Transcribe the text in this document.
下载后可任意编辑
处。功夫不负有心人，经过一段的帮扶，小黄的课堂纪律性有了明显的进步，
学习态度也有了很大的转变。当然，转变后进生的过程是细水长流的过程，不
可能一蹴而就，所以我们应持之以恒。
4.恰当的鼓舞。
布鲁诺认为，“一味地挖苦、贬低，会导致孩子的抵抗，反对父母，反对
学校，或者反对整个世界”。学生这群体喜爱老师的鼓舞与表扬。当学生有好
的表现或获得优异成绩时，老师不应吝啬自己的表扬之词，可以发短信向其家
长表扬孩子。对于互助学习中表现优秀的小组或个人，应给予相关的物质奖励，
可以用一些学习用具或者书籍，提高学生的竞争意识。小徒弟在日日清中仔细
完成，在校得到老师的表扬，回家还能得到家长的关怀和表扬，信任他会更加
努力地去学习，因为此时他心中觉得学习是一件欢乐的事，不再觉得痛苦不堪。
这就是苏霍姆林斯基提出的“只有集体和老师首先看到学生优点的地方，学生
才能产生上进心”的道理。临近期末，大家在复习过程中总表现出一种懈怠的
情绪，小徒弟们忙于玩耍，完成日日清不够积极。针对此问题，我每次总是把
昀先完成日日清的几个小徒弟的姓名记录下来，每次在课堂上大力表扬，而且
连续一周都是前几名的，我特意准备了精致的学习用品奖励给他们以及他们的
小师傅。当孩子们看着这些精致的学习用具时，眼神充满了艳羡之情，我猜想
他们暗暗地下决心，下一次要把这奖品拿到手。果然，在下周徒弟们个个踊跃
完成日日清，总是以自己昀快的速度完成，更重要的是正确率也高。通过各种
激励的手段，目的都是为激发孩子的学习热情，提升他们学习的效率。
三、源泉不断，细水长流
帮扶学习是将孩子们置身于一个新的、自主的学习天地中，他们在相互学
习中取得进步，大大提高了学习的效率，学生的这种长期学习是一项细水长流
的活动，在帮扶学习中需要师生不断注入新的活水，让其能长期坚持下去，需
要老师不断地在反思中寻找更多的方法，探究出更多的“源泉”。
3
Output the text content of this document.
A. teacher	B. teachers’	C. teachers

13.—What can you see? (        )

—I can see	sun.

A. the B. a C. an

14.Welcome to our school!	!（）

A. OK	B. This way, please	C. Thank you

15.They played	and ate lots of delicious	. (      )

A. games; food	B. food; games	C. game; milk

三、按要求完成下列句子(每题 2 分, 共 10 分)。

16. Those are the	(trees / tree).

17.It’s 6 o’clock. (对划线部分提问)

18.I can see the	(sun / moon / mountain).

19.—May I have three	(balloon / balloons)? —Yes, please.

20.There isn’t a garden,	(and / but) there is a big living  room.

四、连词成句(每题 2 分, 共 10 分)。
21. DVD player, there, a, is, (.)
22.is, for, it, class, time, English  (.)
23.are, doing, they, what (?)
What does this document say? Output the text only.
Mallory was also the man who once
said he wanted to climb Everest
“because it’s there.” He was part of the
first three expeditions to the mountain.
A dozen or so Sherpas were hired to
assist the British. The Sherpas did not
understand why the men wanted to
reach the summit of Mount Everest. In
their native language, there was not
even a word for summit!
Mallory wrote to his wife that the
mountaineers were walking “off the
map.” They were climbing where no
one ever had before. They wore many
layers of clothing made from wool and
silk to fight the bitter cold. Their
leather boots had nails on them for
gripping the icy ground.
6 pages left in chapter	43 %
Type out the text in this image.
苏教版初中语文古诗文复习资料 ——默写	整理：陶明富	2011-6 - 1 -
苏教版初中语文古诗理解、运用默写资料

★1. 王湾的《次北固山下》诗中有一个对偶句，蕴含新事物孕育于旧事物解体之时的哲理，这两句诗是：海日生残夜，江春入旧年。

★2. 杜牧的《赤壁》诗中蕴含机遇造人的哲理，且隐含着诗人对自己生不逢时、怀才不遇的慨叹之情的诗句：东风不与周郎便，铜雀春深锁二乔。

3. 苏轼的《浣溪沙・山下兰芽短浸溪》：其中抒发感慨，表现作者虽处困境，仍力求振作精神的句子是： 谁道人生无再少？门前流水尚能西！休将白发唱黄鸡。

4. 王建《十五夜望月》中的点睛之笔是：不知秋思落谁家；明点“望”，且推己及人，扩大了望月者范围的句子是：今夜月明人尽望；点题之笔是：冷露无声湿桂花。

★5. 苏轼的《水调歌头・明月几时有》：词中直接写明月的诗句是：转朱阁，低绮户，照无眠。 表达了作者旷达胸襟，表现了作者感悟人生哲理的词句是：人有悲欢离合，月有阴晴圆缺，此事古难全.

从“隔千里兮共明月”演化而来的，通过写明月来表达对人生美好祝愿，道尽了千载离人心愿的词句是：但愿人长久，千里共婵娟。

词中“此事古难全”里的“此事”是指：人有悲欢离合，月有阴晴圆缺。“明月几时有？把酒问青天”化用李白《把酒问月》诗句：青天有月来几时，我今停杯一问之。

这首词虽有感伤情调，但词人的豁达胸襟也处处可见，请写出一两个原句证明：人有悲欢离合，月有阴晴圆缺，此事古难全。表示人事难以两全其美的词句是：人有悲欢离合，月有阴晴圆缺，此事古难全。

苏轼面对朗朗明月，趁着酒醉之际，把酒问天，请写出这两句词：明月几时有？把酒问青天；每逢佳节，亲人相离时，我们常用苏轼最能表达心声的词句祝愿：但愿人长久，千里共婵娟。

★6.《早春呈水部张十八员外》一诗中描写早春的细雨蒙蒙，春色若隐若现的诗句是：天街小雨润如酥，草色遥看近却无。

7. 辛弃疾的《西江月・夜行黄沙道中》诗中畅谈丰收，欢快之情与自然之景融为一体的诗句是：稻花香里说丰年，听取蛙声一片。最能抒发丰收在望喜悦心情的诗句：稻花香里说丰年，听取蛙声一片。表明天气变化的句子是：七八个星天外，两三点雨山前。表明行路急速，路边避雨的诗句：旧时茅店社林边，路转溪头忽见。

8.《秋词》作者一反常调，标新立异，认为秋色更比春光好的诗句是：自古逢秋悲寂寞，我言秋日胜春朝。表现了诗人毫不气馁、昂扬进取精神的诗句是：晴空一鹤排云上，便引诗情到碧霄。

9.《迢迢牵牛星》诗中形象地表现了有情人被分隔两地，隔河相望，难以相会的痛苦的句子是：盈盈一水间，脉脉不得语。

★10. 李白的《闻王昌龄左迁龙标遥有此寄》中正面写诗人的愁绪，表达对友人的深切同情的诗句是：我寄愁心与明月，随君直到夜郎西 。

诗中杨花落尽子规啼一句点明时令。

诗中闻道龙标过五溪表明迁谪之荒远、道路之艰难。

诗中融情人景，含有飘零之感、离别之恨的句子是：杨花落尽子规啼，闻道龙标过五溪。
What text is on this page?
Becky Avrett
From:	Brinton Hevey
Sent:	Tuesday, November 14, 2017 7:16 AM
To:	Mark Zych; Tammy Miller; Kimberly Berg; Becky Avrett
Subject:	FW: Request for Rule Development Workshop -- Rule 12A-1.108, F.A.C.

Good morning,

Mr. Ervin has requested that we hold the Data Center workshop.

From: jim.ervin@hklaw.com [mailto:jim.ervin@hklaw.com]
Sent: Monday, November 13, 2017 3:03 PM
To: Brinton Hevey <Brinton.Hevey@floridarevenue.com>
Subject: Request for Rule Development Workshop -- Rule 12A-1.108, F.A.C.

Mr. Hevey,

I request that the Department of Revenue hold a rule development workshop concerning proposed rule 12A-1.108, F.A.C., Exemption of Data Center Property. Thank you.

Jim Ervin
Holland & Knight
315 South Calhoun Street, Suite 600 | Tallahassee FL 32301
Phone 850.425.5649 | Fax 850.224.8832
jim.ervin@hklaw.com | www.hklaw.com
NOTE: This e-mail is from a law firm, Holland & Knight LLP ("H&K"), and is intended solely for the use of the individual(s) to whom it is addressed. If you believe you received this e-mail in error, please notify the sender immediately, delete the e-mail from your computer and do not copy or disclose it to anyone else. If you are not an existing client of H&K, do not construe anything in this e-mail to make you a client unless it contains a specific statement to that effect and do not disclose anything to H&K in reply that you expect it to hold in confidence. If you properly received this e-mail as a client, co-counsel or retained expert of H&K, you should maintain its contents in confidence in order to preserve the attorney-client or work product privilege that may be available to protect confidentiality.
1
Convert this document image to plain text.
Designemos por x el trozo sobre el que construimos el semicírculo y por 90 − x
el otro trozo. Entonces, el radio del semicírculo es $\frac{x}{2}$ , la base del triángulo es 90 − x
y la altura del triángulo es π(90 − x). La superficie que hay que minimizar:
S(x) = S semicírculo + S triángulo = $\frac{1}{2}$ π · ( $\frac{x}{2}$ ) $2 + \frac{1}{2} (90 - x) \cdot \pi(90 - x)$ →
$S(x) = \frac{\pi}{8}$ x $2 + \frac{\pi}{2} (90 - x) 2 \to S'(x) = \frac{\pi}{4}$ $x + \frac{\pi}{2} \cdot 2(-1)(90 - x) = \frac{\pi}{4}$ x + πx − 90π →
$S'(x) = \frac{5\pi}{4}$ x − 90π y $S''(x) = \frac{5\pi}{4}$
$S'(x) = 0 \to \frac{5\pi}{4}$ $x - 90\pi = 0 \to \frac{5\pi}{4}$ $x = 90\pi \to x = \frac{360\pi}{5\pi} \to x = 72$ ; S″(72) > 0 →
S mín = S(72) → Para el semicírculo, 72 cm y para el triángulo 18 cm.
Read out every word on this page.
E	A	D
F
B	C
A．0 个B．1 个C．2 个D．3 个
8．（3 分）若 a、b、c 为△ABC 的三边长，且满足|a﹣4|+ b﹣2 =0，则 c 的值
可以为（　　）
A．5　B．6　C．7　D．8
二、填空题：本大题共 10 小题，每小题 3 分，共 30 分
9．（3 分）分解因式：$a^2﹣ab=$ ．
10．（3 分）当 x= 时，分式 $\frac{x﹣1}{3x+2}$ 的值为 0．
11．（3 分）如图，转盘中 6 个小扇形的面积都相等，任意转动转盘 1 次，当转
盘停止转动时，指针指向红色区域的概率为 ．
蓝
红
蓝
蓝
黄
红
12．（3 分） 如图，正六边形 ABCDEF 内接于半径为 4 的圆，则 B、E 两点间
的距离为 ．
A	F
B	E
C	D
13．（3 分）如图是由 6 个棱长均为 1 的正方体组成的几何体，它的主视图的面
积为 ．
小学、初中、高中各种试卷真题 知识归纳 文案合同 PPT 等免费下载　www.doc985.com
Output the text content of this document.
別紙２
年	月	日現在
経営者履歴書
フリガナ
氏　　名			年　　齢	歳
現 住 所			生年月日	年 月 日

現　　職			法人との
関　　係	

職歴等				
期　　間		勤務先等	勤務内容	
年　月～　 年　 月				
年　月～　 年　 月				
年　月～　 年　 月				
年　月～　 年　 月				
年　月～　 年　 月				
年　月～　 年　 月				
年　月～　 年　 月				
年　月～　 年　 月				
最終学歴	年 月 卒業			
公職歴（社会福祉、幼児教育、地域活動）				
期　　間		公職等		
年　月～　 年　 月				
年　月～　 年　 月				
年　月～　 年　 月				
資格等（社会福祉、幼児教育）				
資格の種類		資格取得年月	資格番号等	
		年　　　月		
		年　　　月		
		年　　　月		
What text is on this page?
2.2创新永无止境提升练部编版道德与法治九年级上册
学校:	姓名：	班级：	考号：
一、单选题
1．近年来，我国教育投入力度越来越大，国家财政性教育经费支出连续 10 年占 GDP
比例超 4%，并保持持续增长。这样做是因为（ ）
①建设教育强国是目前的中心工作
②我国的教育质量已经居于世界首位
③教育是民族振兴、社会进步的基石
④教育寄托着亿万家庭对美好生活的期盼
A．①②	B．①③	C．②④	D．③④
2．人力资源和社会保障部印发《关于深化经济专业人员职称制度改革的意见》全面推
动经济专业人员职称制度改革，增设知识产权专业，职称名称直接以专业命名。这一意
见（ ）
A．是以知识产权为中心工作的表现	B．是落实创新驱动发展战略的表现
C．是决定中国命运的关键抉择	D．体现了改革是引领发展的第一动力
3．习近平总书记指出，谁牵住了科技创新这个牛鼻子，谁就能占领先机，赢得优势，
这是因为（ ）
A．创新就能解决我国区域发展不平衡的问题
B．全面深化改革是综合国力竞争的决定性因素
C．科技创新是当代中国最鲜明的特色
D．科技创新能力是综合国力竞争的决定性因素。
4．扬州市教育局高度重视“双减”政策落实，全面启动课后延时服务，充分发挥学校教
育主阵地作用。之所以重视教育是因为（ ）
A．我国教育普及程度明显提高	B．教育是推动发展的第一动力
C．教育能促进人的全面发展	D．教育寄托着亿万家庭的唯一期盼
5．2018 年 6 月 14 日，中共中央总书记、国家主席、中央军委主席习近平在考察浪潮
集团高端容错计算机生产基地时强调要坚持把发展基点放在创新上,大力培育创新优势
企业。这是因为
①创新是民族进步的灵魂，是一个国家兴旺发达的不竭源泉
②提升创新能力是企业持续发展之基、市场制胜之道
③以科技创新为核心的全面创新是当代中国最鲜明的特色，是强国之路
•••
WHAT TO WORK ON:
Using the listing above, list every line in which the string "frac" occurs.

RESPONSE TO THIS TASK:
el otro trozo. Entonces, el radio del semicírculo es $\frac{x}{2}$ , la base del triángulo es 90 − x
S(x) = S semicírculo + S triángulo = $\frac{1}{2}$ π · ( $\frac{x}{2}$ ) $2 + \frac{1}{2} (90 - x) \cdot \pi(90 - x)$ →
$S(x) = \frac{\pi}{8}$ x $2 + \frac{\pi}{2} (90 - x) 2 \to S'(x) = \frac{\pi}{4}$ $x + \frac{\pi}{2} \cdot 2(-1)(90 - x) = \frac{\pi}{4}$ x + πx − 90π →
$S'(x) = \frac{5\pi}{4}$ x − 90π y $S''(x) = \frac{5\pi}{4}$
$S'(x) = 0 \to \frac{5\pi}{4}$ $x - 90\pi = 0 \to \frac{5\pi}{4}$ $x = 90\pi \to x = \frac{360\pi}{5\pi} \to x = 72$ ; S″(72) > 0 →
10．（3 分）当 x= 时，分式 $\frac{x﹣1}{3x+2}$ 的值为 0．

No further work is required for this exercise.